STATED EXERCISE = What is the number of lines containing "title"? Give only that number.

DATA PROVIDED =
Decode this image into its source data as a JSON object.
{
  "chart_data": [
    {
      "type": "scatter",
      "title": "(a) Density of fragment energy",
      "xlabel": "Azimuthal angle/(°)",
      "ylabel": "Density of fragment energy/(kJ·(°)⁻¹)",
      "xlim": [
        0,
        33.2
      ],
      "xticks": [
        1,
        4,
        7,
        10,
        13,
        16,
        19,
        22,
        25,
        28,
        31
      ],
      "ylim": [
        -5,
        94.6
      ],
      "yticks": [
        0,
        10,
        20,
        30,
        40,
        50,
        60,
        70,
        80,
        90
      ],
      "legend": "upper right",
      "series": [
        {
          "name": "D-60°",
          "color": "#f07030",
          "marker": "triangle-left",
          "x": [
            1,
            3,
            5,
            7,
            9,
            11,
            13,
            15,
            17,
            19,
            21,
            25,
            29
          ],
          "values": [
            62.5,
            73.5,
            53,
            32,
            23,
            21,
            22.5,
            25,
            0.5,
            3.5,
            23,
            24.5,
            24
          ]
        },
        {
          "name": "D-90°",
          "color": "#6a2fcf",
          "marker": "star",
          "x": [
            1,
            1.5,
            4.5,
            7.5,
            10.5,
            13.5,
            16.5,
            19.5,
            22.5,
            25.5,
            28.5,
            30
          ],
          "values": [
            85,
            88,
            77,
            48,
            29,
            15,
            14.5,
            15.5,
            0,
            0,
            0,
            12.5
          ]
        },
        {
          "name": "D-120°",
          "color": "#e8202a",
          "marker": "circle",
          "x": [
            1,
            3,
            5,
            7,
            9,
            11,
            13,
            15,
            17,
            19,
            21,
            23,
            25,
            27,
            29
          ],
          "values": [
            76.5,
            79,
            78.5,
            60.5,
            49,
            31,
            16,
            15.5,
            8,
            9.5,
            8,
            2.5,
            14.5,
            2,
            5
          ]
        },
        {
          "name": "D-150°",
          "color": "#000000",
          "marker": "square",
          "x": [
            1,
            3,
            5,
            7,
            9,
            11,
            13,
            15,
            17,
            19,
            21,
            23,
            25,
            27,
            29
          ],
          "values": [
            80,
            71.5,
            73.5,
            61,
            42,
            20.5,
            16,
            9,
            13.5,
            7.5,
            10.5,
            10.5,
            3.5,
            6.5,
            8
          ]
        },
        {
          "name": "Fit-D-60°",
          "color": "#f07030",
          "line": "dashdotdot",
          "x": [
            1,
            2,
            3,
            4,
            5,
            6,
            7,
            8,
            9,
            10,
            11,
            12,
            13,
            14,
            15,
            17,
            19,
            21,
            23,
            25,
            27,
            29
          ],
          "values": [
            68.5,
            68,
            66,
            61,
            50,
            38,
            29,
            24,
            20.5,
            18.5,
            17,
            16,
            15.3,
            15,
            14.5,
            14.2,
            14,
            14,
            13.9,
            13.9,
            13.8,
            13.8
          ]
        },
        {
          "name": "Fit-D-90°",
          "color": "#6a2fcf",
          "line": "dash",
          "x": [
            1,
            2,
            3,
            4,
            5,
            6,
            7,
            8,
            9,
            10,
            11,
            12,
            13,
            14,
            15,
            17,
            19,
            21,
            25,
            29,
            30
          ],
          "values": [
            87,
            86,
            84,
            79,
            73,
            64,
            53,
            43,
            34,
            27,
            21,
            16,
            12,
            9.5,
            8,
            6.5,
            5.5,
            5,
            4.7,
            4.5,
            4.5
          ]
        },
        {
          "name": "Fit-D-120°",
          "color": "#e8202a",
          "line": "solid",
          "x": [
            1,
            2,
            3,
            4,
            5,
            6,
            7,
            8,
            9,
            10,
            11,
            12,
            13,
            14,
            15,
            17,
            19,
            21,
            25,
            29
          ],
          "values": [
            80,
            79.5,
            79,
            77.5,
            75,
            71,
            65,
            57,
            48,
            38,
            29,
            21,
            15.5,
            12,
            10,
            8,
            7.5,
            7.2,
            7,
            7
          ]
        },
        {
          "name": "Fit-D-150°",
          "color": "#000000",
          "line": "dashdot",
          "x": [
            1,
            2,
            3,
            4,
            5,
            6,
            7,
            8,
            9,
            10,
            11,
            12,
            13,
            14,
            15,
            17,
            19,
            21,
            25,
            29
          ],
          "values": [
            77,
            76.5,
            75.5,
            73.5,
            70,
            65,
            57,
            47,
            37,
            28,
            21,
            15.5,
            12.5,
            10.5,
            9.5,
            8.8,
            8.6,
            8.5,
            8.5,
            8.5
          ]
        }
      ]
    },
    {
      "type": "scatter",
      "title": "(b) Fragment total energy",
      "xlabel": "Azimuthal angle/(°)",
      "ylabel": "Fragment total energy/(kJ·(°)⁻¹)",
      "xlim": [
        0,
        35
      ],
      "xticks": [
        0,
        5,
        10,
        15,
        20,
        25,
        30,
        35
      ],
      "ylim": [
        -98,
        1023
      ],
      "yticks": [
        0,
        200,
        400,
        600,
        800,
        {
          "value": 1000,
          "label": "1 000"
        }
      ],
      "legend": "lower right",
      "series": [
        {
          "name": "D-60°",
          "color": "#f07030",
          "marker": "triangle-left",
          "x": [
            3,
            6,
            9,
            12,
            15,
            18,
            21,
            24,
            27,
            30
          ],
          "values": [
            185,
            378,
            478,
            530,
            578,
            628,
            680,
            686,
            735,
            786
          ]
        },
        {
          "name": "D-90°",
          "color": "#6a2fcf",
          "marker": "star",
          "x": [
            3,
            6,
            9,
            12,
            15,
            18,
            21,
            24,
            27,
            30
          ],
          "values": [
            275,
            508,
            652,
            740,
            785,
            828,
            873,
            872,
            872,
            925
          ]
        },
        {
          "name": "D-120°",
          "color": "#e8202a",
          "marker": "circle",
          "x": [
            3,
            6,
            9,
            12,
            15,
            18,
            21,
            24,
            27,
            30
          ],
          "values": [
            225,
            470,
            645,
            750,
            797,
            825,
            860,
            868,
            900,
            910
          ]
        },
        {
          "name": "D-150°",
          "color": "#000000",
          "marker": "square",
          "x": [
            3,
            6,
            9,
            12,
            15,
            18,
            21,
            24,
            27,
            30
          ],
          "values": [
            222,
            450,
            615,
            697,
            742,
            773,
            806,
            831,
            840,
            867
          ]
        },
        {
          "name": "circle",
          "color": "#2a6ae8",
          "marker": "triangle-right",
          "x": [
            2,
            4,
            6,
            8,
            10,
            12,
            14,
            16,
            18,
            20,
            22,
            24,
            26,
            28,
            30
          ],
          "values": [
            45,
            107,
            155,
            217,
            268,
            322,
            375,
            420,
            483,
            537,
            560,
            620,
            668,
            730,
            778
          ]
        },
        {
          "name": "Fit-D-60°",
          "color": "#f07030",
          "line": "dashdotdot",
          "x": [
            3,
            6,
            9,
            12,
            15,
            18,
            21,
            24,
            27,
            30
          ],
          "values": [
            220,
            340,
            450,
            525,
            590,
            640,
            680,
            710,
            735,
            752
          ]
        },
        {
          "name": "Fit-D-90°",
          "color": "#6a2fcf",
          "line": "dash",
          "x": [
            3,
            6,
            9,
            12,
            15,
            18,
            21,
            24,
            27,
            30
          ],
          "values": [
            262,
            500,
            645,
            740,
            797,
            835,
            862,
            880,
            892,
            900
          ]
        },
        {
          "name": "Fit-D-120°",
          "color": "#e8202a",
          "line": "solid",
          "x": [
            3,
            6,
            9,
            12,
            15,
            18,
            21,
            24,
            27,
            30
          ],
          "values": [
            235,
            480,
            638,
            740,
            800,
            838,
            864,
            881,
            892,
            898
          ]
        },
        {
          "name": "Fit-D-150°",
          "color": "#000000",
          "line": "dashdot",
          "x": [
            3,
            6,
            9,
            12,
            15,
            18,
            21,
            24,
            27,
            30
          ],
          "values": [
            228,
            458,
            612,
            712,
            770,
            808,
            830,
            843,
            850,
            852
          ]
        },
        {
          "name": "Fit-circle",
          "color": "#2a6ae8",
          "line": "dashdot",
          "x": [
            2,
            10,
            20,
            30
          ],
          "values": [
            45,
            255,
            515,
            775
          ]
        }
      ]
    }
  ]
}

ANSWER TO THIS TASK = 2